> [Task description]:
Copy out every line containing the word "albums".

:: Data to use ::

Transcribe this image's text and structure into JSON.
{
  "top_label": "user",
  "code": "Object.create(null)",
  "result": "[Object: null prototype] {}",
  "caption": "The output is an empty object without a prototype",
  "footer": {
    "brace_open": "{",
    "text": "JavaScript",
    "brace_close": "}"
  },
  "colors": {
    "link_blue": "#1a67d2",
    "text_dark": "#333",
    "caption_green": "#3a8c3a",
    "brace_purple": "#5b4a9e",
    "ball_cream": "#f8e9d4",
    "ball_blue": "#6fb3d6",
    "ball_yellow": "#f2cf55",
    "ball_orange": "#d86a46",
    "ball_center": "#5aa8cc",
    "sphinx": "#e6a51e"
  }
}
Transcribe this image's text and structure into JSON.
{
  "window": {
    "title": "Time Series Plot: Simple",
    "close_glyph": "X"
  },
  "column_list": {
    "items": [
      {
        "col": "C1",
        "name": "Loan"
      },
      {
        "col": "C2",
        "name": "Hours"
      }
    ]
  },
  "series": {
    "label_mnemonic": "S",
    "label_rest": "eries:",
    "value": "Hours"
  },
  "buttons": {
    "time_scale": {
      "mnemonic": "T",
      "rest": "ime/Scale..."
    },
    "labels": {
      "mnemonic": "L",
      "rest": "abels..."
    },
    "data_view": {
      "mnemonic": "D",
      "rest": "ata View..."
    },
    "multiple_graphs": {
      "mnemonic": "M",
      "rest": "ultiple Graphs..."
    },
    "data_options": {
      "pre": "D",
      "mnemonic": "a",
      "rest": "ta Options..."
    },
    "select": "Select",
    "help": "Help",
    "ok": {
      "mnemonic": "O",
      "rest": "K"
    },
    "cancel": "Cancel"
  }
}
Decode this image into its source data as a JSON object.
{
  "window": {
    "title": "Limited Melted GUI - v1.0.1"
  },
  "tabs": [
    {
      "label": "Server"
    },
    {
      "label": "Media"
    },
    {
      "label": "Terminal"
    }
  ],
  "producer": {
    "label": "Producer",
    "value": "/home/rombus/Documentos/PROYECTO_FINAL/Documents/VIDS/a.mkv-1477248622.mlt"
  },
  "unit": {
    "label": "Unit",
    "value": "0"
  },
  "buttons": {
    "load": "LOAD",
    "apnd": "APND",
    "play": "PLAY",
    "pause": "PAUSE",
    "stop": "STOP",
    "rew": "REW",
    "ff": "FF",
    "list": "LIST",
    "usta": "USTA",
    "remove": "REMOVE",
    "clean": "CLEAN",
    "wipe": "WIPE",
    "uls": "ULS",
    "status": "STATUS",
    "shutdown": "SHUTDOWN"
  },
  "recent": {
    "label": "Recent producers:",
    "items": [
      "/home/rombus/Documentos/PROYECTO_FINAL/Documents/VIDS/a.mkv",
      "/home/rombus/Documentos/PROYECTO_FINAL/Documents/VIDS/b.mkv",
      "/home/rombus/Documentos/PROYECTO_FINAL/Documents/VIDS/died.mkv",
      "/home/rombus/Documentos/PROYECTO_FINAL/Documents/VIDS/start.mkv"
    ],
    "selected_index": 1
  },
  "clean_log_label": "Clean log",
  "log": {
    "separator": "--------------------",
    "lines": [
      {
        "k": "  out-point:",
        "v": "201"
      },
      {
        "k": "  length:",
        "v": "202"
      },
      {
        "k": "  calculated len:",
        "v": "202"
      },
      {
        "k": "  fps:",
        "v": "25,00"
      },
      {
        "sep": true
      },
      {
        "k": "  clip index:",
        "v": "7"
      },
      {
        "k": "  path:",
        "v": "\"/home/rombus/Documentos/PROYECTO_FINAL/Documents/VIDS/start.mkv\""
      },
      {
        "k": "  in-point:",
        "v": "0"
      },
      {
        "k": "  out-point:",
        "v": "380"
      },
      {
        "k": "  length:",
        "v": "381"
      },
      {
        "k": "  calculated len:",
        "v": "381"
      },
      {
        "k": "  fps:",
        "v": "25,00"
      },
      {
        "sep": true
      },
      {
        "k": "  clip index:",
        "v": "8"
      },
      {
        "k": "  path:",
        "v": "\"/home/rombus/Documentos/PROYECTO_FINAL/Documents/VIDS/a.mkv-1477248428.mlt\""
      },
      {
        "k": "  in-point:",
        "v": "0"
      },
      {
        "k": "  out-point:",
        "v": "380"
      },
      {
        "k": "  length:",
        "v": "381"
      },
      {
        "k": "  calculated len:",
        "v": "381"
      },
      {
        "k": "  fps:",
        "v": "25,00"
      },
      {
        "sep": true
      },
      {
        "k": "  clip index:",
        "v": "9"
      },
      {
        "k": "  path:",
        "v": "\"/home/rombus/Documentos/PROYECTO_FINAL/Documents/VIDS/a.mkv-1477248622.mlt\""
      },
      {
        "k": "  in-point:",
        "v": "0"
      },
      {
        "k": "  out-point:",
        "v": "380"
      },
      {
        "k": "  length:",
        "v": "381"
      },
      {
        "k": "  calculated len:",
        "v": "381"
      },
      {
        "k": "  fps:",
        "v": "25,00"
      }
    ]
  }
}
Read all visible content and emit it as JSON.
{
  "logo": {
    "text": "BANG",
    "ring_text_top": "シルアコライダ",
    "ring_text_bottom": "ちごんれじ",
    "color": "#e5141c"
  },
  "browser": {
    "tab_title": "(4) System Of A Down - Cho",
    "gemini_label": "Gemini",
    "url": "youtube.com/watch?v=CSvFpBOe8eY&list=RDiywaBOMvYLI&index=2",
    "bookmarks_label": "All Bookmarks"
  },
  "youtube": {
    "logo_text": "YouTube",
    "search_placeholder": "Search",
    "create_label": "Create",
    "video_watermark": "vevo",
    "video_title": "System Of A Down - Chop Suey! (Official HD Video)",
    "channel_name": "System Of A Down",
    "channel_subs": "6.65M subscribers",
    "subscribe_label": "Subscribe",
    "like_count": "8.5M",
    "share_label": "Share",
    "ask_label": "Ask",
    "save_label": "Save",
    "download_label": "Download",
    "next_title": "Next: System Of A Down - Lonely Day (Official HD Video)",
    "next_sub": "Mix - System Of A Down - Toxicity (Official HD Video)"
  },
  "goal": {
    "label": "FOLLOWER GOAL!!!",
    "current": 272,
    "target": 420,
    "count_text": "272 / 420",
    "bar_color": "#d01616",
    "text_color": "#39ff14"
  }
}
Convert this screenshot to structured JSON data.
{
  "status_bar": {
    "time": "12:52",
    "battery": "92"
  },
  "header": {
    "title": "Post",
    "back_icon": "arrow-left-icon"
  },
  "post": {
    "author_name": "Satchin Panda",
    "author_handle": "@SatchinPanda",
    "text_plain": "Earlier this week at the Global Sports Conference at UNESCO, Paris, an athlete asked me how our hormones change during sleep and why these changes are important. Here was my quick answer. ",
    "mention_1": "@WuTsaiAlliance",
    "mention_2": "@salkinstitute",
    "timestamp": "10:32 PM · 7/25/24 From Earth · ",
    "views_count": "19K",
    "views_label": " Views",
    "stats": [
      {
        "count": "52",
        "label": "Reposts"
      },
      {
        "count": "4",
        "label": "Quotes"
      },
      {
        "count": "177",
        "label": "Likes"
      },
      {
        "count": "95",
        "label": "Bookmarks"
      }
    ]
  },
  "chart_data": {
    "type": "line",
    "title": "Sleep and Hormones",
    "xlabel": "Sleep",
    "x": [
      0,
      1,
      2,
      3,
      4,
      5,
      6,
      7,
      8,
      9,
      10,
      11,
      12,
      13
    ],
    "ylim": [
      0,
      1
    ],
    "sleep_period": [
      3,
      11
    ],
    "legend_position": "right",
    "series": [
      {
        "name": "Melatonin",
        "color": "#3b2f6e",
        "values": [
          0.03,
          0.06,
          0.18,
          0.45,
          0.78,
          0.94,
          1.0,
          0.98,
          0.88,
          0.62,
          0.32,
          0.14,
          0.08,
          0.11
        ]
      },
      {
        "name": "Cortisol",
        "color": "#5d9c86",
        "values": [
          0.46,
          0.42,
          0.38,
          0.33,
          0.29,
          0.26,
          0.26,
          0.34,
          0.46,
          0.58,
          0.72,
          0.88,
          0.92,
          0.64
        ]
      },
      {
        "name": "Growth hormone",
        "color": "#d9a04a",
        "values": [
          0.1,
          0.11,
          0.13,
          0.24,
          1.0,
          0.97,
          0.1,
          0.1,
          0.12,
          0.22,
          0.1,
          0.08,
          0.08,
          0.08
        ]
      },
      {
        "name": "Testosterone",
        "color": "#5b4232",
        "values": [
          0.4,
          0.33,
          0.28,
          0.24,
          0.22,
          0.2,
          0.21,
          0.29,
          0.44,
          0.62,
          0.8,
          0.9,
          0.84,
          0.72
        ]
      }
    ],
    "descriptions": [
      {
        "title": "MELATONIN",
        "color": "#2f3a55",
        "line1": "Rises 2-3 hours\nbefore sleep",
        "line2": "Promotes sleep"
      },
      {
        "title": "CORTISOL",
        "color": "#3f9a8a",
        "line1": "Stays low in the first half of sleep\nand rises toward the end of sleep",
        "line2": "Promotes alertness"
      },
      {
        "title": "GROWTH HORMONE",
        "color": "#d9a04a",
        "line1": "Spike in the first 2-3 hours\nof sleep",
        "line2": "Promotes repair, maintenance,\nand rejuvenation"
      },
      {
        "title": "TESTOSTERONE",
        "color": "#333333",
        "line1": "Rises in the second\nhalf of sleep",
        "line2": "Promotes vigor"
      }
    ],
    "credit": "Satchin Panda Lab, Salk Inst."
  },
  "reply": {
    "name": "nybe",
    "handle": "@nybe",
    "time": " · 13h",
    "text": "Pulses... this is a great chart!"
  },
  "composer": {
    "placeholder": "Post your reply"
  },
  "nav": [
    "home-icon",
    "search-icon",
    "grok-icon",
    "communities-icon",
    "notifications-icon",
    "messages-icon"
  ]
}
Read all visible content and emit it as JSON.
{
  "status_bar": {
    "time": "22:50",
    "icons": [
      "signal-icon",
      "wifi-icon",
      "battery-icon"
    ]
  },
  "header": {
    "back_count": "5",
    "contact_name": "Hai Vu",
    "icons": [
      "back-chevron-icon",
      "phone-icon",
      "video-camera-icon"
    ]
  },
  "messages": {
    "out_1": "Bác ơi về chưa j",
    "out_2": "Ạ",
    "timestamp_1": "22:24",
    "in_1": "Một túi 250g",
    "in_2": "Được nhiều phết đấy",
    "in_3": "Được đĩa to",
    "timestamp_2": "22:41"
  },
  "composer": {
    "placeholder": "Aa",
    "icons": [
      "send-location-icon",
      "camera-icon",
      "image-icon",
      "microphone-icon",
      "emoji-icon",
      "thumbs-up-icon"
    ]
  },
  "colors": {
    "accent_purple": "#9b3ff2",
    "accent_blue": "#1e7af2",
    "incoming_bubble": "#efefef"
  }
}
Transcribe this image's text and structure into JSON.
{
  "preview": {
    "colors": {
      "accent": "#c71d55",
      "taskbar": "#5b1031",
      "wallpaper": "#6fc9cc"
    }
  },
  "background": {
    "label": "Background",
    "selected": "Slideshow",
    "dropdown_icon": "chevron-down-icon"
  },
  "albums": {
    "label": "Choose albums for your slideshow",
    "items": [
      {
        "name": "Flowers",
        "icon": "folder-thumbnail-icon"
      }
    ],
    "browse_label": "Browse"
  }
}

:::

> [Solved exercise]:
  "albums": {
    "label": "Choose albums for your slideshow",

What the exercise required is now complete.